=== ФРАГМЕНТ ТЕКСТА ===
Журнал любителей искусства

МАСЛЕНИЧНЫЕ ГУЛЯНЬЯ В МАРИИНСКОМ

МАСЛЕНИЧНЫЕ ГУЛЯНЬЯ В МАРИИНСКОМ

Фото Алены Кузнецовой

В Мариинском театре прошел фестиваль «Масленица»: такой же заполошный, богатый событиями, веселый и яркий, как сам праздник. В этом году главной интригой и главным героем программы стала музыка Стравинского. В пандан к Стравинскому, побочной темой проходил Сергей Рахманинов, с кантатой «Весна», и оперой «Скупой рыцарь». А в заключительном гала-концерте сошлись басы Мариинки, отдавая дань почтения великому русскому басу Федору Шаляпину.
=== ИСХОДНЫЕ ДАННЫЕ ===
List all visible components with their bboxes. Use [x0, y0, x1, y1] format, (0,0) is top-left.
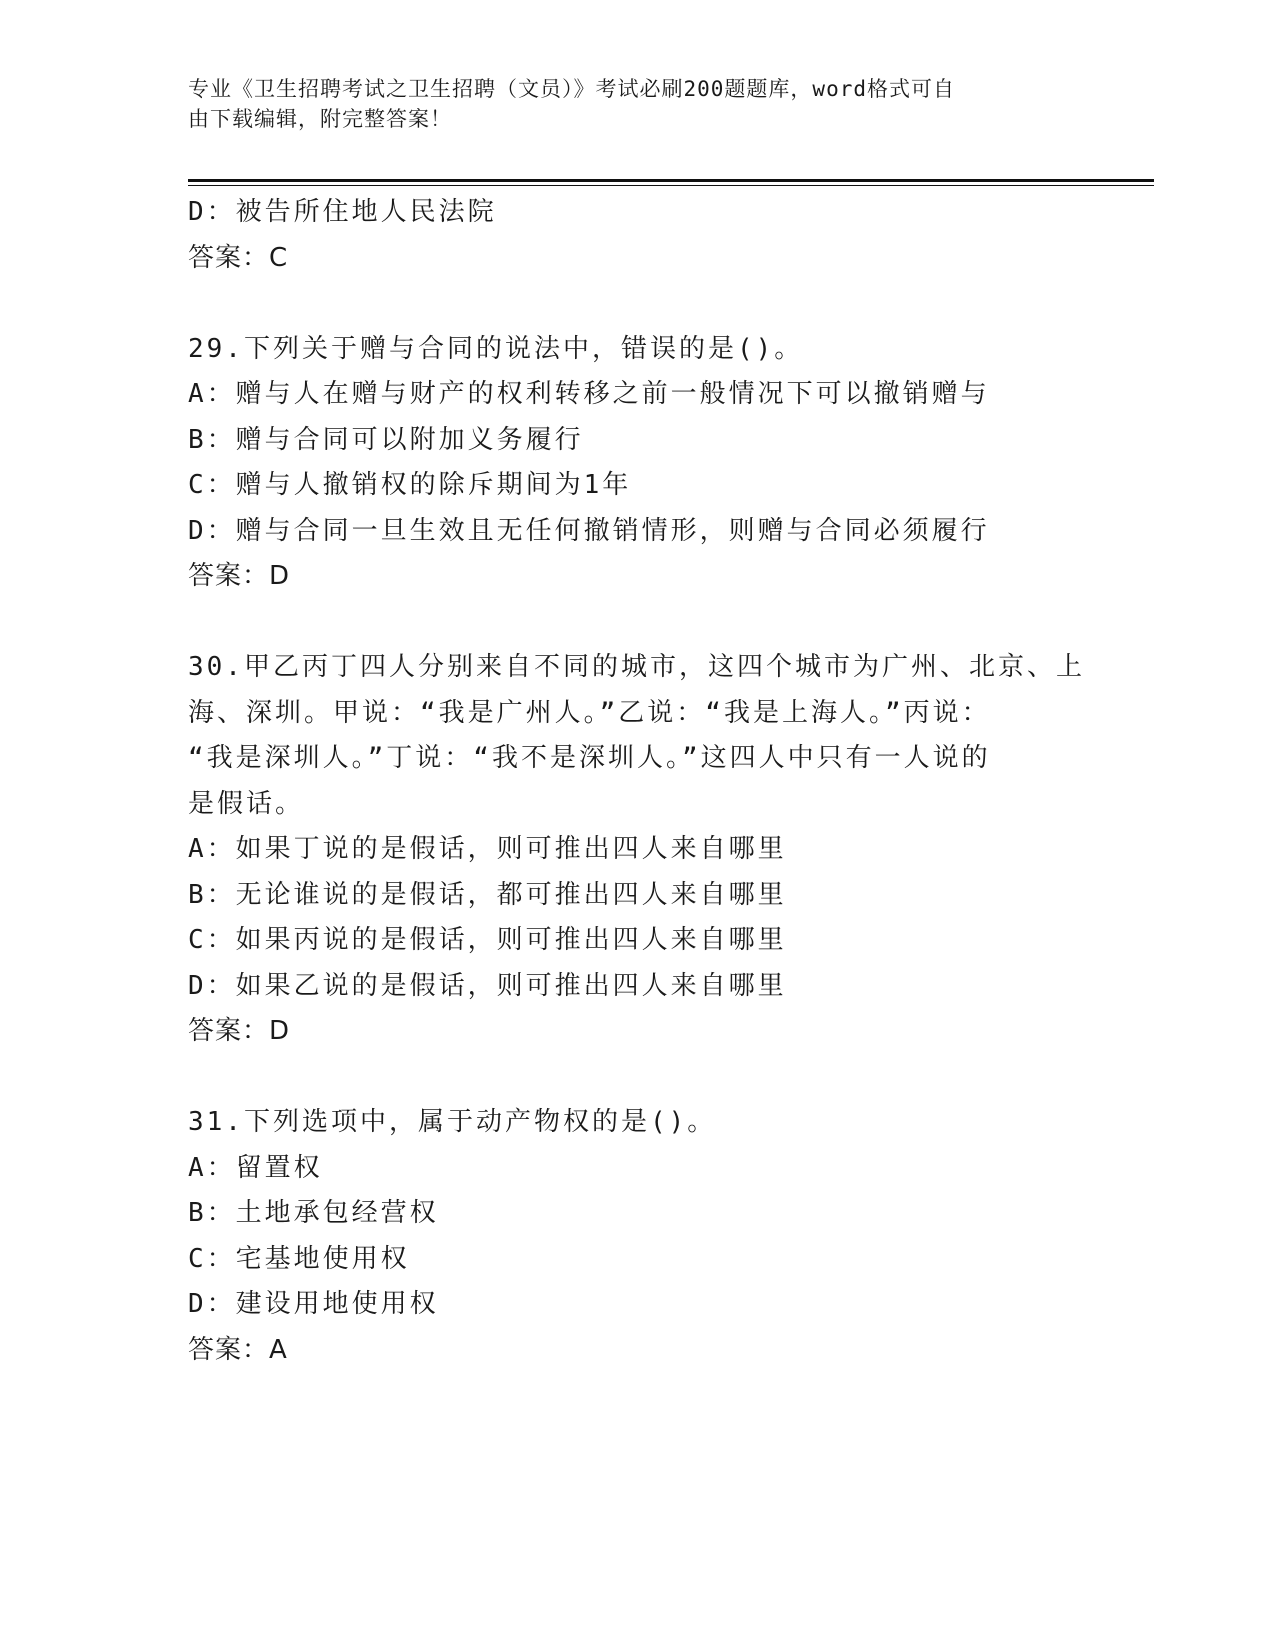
===
[ЦЕЛЬ ЗАДАНИЯ 1]
Чья музыка стала главной интригой и главным героем программы фестиваля, согласно тексту о фестивале «Масленица»?
[ЦЕЛЬ ЗАДАНИЯ 2]
Процитируйте отрывок из текста о фестивале «Масленица» между словами «В Мариинском театре» и «басу Федору Шаляпину.» включительно.

[ПОЛНЫЙ ОТВЕТ 1]
Музыка Стравинского.

[ПОЛНЫЙ ОТВЕТ 2]
В Мариинском театре прошел фестиваль «Масленица»: такой же заполошный, богатый событиями, веселый и яркий, как сам праздник. В этом году главной интригой и главным героем программы стала музыка Стравинского. В пандан к Стравинскому, побочной темой проходил Сергей Рахманинов, с кантатой «Весна», и оперой «Скупой рыцарь». А в заключительном гала-концерте сошлись басы Мариинки, отдавая дань почтения великому русскому басу Федору Шаляпину.